== Exercise aim ==
Could you carry on the interview about the TV show from where it stops?

== Text ==
DRE: Do you interview the band after they play?
HR: No, it's like the Letterman thing. They just come out and play and I interview another guest. I throw to Heidi and she will be pre-recorded and say something like this Hey Henry, you idiot. I'm down here with Wolf Eyes.
There is a cool indie band called Deadboy and the Elephant Men. Heidi heard it and was like, Henry, take this home tonight and play it. It's like my new favorite album. I put it on and it has become my favorite album of the moment. We had to get them on the show. The producers were like, We don't know about these guys. I was like, Won't it be cool when we're the first people to put them on TV because trust me, a year from now they're going to be really big and they're going to have a great moment and we will have done it first. Hopefully we get to air stuff like that before MTV goes, New band alert! or whatever they do.
DRE: If you did everything that the producers wanted you to do, what kind of show would it be?
HR: It would be another kind of show but I think that everyone understands that when you put my name on something there's going to be some outspokenness, some confrontations, some fans will see stuff on the show that they might not like or there will be some attitudes or points of view you might not agree. But that's what happens when you ask me to do a show. Don't come to me and ask me to do someone else's show. There are a lot of people who would be happy to read whatever is on the teleprompter. They just want a gig and they will interview anyone. I don't want to do that. There are people who really want to be on TV and interview Drew Barrymore and Jennifer Love Hewitt, who I have no problem with, but I don't want them on my show because they don't interest me. If you're Letterman it's like, Tonight your guest is Jennifer Love Hewitt. Make it rock. He goes like, Okay and he does it. Whereas I go, Not on my show.
It's a different career path and I'm not putting it down because it's as valid as anything that I'm doing. You ask Ozzy [Osbourne], You do Paranoid every single night, You ask Mick Jagger, You guys tour every year, but you do that same 15 songs with some new ones around that. Miles Davis, Duke Ellington and John Coltrane would've never done that. Those guys said, We're putting a show and we're doing something that people want to see. With Rollins Band we go out and we only do the new album. People scream for old songs, but it's like, That's why they make records, kids. They're dinosaur bones. Go play in them and remember back when.
DRE: Will you be interviewing directors, politicians, musicians?

== Data section ==
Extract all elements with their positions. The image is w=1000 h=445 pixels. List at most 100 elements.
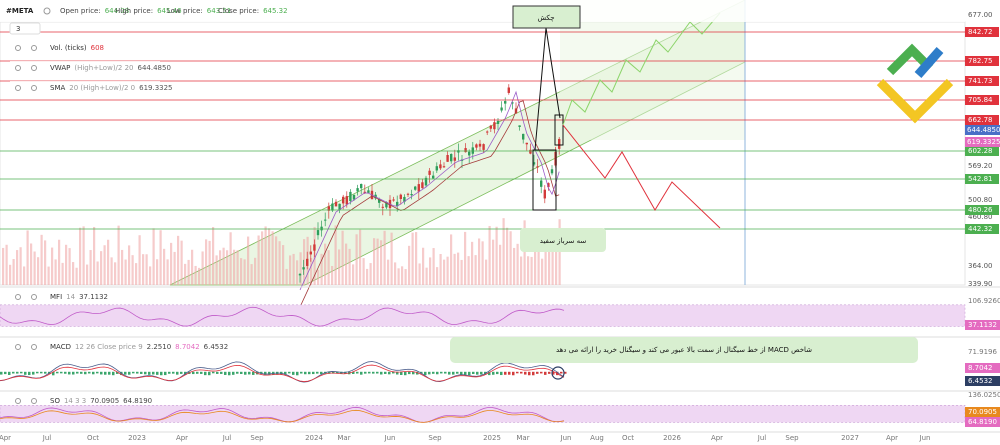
candle-body: [378, 199, 381, 203]
visibility-toggle[interactable]: [15, 65, 21, 71]
macd-histogram: [156, 371, 159, 375]
macd-histogram: [440, 371, 443, 374]
pane-legend-part: 70.0905: [90, 397, 119, 405]
visibility-toggle[interactable]: [15, 398, 21, 404]
macd-histogram: [208, 371, 211, 376]
candle-body: [320, 226, 323, 231]
volume-bar: [369, 263, 372, 285]
macd-histogram: [300, 371, 303, 374]
macd-note-part: شاخص MACD از خط سیگنال از سمت بالا عبور …: [556, 345, 812, 354]
volume-bar: [425, 267, 428, 285]
macd-histogram: [464, 371, 467, 375]
volume-bar: [128, 245, 131, 285]
settings-icon[interactable]: [31, 85, 37, 91]
level-label: 480.26: [968, 206, 993, 214]
settings-icon[interactable]: [31, 398, 37, 404]
ohlc-close-part: 645.32: [263, 7, 288, 15]
volume-bar: [285, 268, 288, 285]
time-tick-label-part: Apr: [176, 434, 188, 442]
indicator-legend-part: 619.3325: [139, 84, 172, 92]
price-tick-label: 460.80: [968, 213, 993, 221]
candle-body: [396, 201, 399, 207]
volume-bar: [418, 263, 421, 285]
macd-histogram: [372, 371, 375, 374]
volume-bar: [299, 252, 302, 285]
macd-histogram: [72, 371, 75, 375]
macd-histogram: [336, 371, 339, 374]
visibility-toggle[interactable]: [15, 294, 21, 300]
price-tick-label: 500.80: [968, 196, 993, 204]
macd-histogram: [204, 371, 207, 376]
volume-bar: [93, 226, 96, 285]
volume-bar: [5, 244, 8, 285]
time-tick-label-part: Jun: [560, 434, 572, 442]
pane-axis-label-part: 71.9196: [968, 348, 997, 356]
vwap-line: [299, 90, 560, 291]
volume-bar: [159, 230, 162, 285]
volume-bar: [464, 231, 467, 285]
toolbar: [0, 0, 965, 22]
settings-icon[interactable]: [31, 344, 37, 350]
settings-icon[interactable]: [31, 65, 37, 71]
volume-bar: [359, 229, 362, 285]
pane-legend-part: MACD: [50, 343, 71, 351]
legend-row: [10, 81, 160, 95]
time-tick-label: Apr: [886, 434, 898, 442]
visibility-toggle[interactable]: [15, 85, 21, 91]
macd-histogram: [196, 371, 199, 374]
macd-histogram: [144, 371, 147, 375]
level-label: 705.84: [968, 96, 993, 104]
pane-marker-label: 6.4532: [968, 377, 993, 385]
candle-body: [381, 206, 384, 208]
volume-bar: [114, 262, 117, 285]
volume-bar: [198, 267, 201, 285]
level-label-part: 705.84: [968, 96, 993, 104]
pane-marker: [965, 407, 1000, 417]
volume-bar: [82, 226, 85, 285]
macd-histogram: [132, 371, 135, 374]
candle-body: [507, 87, 510, 93]
time-tick-label-part: Mar: [337, 434, 350, 442]
ohlc-low: Low price: 643.51: [167, 7, 231, 15]
macd-histogram: [224, 371, 227, 375]
price-marker: [965, 125, 1000, 135]
volume-bar: [156, 259, 159, 285]
settings-icon[interactable]: [31, 294, 37, 300]
candle-body: [392, 199, 395, 201]
ohlc-high: High price: 645.46: [115, 7, 182, 15]
macd-histogram: [512, 371, 515, 376]
macd-histogram: [172, 371, 175, 374]
toolbar-icon[interactable]: [43, 7, 51, 15]
candle-body: [475, 144, 478, 148]
candle-body: [536, 166, 539, 168]
visibility-toggle[interactable]: [15, 344, 21, 350]
volume-bar: [117, 225, 120, 285]
volume-bar: [222, 247, 225, 285]
volume-bar: [107, 239, 110, 285]
hammer-label: چکش: [537, 14, 554, 22]
visibility-toggle[interactable]: [15, 45, 21, 51]
macd-histogram: [552, 371, 555, 375]
settings-icon[interactable]: [31, 45, 37, 51]
volume-bar: [380, 240, 383, 285]
ohlc-close-part: Close price:: [218, 7, 259, 15]
pattern-box: [532, 149, 557, 211]
price-tick-label-part: 364.00: [968, 262, 993, 270]
macd-histogram: [40, 371, 43, 374]
volume-bar: [2, 247, 5, 285]
time-tick-label: Apr: [0, 434, 11, 442]
macd-histogram: [52, 371, 55, 376]
volume-bar: [268, 228, 271, 285]
timeframe-select[interactable]: [9, 22, 41, 35]
macd-histogram: [64, 371, 67, 374]
projection-zone: [560, 0, 745, 140]
macd-histogram: [88, 371, 91, 374]
symbol: #META: [6, 7, 34, 15]
time-tick-label-part: Sep: [250, 434, 264, 442]
volume-bar: [443, 259, 446, 285]
macd-histogram: [412, 371, 415, 375]
volume-bar: [513, 247, 516, 285]
candle-body: [442, 166, 446, 168]
candle-body: [403, 196, 406, 202]
macd-histogram: [524, 371, 527, 375]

== Answer to the exercise ==
HR: I want them all. A question I've been getting all day is All of the guests seem pretty much aligned to my way of thinking. What's the challenge in that? Thats a good point. I don't mind having someone on who would disagree with me, like a guy who loves George W. Bush and thinks that the war in Iraq is the war on terror and we're winning and all of that. But could I really make that rock in the seven minute interview segment? If I had someone on with an opposing point of view on, to be fair this guy or girl would need five minutes to setup and establish their point of view. We don't have that amount of time. It's just quicker to book a person on the show who's movie you like, who's book you like.
If the show was on everyday and we could do a 20 minute interview with everyone, I would like to get on one of those young, strident like Republican youth because I admire all of that youthful energy. I just wonder how much of the real world has to get thrown in their face, as old people like us have had. It's no longer living at mom's. It's taxes. It's rent and mortgage. The practicality of all of that strips you of your idealism because your idealism doesn't really work for you when you're taking out someone else's garbage.
DRE: I watched your spoken word show on IFC a few weeks back. Last time I saw your show on TV was the Comedy Central one. The new one was much more technically proficient.
HR: Yeah, well we had a different production company. That was a BBC4 thing shot at a club in London. They wanted to tape me doing two small club shows so I flew to Morocco for a few days. I dug that place and then I flew into London and did some shows and then somewhere else. It is what it is. It was a small club with bad lights and a couple of cameras thrown up and I think that I had a chunk of food in the corner of my mouth. This was one was evolved and was easier to light with the higher ceilings. There was more money in the budget. You get what you pay for.
DRE: Did you sit in on the editing for the new one?
HR: No, sir. I did that show when I was on tour. The next night I was in Philadelphia and then the next night I was back in LA and the next night I went to Europe. I just got back yesterday afternoon from Dublin and went right to New York. I didn't even remember what day the thing aired. All I know is that my manager wrote me and said, I've seen the edit and I approved it. He has a real good knack for editing and he's edited all of my other talking DVDs. A TV special is a very low priority for me. It's already in the can and there's nothing that I can do about or for it.
DRE: One of my favorite parts of the show was when you described the Trans-Siberian train. That certainly sounded like a time, not a good time but a time.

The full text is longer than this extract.